**DO THIS:**
State the number of lines that contain "kind", with no other text.

(Collection entries)
** Start **
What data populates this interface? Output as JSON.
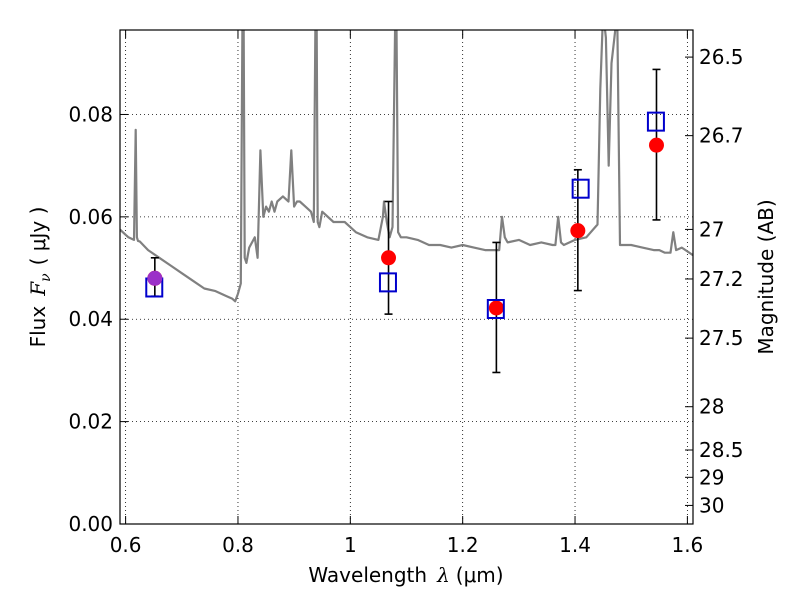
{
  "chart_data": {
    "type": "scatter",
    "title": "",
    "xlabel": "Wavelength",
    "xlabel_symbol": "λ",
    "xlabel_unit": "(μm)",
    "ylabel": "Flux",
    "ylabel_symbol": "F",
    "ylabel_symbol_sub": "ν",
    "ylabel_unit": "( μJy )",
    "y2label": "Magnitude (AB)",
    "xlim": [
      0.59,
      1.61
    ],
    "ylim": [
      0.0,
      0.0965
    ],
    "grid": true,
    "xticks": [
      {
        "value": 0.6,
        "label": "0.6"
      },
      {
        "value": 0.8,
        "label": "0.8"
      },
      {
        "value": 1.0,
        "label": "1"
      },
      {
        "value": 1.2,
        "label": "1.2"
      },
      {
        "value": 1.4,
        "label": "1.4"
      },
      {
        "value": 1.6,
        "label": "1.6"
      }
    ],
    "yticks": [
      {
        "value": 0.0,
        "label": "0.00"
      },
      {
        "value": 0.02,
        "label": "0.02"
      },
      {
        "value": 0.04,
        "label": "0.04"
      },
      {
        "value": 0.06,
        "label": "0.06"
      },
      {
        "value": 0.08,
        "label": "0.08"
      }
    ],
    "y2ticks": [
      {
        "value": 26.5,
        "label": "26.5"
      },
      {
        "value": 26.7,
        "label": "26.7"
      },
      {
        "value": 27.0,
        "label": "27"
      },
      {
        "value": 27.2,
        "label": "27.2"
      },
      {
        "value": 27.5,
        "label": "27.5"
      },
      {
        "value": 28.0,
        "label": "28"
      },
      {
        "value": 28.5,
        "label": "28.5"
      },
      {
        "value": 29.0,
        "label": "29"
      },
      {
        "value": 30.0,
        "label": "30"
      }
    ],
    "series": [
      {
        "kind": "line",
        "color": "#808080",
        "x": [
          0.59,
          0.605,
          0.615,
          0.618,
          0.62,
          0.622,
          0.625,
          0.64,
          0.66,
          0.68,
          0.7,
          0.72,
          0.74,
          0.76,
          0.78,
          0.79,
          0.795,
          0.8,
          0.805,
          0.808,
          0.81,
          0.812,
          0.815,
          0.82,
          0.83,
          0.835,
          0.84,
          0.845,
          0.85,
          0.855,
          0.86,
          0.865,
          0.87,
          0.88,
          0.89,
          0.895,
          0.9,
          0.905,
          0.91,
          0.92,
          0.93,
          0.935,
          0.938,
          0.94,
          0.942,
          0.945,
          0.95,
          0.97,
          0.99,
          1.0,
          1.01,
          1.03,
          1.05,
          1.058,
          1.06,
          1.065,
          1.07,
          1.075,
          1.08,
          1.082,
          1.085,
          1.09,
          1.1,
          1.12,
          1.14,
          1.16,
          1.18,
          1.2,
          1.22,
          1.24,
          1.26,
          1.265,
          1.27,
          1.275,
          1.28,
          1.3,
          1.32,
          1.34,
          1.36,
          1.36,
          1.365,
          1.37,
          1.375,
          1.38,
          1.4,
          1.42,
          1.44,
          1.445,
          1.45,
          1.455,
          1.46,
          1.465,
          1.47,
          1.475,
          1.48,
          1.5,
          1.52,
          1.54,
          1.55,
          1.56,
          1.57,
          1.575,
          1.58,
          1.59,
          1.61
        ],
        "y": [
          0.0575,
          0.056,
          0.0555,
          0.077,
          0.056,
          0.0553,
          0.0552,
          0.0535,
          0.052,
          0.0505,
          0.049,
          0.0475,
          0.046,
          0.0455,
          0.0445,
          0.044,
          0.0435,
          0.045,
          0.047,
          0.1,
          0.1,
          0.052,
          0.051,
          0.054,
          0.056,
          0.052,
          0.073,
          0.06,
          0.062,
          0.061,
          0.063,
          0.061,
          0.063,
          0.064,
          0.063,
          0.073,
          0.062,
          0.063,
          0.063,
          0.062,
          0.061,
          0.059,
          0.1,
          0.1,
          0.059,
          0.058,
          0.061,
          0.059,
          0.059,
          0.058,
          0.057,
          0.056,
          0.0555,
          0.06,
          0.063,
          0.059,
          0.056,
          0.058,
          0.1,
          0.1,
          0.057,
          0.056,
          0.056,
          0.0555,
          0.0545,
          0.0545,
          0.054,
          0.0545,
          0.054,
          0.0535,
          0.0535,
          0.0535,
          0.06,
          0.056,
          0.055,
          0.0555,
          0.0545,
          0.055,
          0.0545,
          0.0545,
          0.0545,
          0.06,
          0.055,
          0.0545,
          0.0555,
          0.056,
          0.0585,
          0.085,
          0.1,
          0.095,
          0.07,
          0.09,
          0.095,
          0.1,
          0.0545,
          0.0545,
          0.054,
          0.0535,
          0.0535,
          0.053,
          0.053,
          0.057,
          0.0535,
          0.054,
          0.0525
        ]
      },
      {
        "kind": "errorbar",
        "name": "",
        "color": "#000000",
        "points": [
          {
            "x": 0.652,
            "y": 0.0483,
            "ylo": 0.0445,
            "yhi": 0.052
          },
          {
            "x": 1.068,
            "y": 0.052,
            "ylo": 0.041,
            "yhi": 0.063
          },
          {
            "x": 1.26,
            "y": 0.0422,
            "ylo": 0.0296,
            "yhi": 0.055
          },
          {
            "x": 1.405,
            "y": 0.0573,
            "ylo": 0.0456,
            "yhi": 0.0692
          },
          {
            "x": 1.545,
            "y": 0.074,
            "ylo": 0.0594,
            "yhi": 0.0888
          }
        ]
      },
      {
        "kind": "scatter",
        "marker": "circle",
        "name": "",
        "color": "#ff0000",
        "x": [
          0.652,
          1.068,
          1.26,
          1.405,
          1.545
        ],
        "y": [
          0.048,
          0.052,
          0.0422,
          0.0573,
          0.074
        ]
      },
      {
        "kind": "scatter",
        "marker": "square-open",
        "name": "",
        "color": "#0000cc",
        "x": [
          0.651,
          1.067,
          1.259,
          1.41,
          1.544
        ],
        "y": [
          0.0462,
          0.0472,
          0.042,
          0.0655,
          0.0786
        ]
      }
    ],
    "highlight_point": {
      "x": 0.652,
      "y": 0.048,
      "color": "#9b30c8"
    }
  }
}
** End **
** Start **
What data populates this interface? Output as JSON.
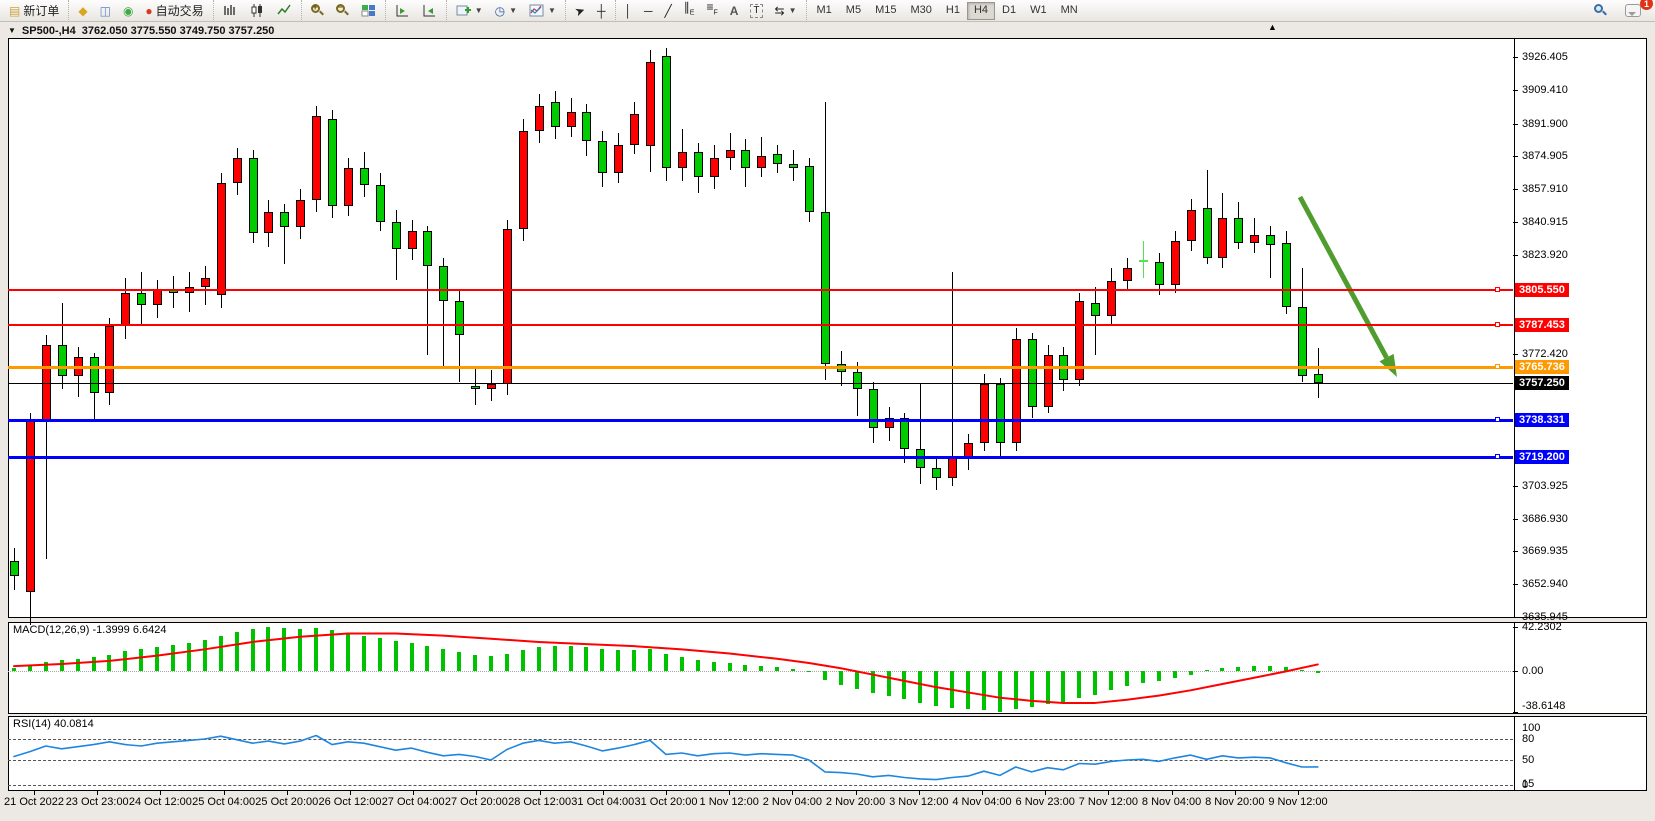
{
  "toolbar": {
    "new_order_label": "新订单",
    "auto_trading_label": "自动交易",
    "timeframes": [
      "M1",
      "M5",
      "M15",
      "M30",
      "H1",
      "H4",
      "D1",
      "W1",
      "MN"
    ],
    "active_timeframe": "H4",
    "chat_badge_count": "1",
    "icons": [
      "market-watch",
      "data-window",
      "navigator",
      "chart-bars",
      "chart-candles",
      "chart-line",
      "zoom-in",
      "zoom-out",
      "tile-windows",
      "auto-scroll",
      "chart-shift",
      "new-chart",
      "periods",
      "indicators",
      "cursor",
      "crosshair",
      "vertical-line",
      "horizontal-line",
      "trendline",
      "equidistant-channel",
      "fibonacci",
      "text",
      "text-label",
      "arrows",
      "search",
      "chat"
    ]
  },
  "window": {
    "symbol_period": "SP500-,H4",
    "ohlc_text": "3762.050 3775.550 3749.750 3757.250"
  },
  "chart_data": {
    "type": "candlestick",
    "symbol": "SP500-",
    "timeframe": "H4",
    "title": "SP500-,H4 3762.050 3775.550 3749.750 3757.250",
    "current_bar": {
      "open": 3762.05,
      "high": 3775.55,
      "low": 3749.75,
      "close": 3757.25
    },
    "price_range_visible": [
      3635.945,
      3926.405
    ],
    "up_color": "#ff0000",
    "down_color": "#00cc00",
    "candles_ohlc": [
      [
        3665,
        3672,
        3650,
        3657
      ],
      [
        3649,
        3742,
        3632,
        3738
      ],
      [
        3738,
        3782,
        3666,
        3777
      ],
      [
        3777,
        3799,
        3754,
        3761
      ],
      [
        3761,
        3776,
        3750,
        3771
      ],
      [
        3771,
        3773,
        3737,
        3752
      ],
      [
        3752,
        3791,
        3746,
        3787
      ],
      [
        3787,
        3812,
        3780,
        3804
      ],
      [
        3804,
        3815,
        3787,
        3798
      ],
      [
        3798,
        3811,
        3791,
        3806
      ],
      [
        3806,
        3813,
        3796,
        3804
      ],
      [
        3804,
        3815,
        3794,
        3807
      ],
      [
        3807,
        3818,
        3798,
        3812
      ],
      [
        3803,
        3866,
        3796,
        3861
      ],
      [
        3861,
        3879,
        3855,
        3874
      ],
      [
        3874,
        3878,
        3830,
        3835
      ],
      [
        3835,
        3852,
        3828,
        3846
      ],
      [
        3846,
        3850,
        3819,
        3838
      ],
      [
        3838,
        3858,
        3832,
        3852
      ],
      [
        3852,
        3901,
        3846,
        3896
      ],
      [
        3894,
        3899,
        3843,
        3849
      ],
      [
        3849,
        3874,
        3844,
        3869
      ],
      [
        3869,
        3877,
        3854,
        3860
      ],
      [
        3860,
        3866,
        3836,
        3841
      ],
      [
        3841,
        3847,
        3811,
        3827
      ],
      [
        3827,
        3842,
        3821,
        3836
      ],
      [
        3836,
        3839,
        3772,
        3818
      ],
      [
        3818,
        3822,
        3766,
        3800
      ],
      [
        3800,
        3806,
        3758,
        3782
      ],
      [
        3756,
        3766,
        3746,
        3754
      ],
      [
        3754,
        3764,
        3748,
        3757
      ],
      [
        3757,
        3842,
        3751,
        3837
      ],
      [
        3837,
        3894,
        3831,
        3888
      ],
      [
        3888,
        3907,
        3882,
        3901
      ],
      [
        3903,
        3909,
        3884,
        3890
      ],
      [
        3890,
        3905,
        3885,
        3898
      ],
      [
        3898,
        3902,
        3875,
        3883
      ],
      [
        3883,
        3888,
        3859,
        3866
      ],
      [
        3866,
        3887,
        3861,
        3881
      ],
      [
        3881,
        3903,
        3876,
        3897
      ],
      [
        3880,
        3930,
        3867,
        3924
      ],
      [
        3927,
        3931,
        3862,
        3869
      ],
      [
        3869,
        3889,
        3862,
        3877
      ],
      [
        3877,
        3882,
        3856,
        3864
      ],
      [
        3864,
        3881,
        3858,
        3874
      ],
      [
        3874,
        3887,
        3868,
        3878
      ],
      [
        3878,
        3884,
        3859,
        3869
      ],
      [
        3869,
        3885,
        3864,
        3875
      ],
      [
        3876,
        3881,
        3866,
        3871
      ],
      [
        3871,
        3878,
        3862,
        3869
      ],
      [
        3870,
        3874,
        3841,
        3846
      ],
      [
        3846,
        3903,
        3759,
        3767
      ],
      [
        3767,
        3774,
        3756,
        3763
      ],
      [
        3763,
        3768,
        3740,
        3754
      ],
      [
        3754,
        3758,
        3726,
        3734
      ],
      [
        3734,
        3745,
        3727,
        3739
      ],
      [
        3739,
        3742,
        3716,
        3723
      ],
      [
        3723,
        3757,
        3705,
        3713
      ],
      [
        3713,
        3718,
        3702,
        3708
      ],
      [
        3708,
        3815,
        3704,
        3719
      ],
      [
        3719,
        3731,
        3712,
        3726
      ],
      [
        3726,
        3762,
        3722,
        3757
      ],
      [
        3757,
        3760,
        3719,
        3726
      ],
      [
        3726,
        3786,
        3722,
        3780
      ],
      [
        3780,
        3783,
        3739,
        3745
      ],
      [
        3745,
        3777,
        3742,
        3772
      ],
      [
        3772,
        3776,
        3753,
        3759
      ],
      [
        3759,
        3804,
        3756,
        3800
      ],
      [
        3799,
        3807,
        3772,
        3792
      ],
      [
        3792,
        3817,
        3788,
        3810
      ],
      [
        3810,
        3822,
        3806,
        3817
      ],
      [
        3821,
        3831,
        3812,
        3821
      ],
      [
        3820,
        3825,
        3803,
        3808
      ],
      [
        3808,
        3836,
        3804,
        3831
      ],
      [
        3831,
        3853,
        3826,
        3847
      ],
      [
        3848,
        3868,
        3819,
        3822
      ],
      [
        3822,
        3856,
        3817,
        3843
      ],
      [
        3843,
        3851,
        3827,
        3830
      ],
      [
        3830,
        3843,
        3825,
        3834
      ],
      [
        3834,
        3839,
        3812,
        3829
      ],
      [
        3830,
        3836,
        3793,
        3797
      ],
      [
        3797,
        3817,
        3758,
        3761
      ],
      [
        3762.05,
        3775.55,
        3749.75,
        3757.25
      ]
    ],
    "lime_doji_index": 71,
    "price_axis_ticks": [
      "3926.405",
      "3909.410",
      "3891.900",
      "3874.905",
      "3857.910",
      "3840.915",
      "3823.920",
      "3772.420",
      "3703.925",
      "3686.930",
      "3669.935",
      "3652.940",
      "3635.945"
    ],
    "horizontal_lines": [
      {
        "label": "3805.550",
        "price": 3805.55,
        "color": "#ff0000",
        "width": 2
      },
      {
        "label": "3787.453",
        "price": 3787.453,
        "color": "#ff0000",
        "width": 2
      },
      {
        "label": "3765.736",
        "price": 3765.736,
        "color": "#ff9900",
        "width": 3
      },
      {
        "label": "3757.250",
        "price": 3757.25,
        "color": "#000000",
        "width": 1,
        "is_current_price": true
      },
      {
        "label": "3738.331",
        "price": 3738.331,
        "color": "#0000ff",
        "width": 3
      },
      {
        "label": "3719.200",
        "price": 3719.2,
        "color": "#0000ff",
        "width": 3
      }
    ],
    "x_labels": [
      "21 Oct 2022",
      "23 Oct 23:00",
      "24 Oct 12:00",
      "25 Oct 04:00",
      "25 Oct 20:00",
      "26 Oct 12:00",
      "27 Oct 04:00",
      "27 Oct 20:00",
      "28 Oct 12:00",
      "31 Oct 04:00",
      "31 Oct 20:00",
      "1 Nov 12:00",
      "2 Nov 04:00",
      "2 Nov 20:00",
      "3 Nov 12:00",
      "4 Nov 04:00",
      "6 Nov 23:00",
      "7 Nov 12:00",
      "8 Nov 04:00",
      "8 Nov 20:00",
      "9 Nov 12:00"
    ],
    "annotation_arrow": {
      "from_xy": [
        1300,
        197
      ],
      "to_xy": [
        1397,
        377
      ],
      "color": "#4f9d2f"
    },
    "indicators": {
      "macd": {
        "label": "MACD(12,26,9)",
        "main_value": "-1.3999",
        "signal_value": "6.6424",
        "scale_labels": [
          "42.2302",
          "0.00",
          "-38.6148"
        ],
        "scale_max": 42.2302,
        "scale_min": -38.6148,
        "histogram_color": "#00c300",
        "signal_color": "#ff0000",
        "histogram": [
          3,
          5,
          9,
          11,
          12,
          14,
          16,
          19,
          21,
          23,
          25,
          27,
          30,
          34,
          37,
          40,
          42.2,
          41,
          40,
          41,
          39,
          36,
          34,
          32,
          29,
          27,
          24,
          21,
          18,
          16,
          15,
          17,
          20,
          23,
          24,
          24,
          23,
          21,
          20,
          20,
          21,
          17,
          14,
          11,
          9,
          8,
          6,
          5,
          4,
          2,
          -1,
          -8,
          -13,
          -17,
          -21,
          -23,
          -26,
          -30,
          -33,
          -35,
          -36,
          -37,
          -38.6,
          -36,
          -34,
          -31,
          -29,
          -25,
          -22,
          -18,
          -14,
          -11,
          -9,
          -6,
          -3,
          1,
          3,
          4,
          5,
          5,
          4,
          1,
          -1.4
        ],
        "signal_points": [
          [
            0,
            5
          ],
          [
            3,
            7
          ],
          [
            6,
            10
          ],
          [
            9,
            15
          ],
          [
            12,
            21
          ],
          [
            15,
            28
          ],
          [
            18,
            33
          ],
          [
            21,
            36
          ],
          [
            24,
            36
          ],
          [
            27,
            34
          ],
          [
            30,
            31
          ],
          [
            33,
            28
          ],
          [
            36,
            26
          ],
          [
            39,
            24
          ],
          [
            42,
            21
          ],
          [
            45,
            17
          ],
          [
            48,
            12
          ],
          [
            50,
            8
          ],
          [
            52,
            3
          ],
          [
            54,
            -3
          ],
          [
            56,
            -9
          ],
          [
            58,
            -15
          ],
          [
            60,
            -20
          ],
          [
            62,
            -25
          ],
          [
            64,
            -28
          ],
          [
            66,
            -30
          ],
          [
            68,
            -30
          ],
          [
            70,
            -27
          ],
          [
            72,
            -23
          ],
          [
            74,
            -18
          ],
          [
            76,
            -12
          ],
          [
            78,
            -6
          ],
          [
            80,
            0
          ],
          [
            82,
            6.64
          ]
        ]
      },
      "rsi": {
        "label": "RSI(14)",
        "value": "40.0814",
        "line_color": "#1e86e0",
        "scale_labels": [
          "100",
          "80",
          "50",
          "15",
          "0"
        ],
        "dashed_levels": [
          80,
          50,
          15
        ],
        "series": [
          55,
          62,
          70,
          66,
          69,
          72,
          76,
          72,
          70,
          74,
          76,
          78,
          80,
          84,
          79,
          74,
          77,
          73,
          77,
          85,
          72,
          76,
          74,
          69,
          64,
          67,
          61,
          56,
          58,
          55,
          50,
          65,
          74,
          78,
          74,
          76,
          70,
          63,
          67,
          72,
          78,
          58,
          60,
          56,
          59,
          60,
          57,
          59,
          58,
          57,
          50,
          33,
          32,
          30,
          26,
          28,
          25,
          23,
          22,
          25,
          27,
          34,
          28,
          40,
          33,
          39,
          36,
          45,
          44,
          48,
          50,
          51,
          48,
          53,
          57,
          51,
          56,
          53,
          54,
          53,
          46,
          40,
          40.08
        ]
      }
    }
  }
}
** End **
**THE SOLUTION:**
4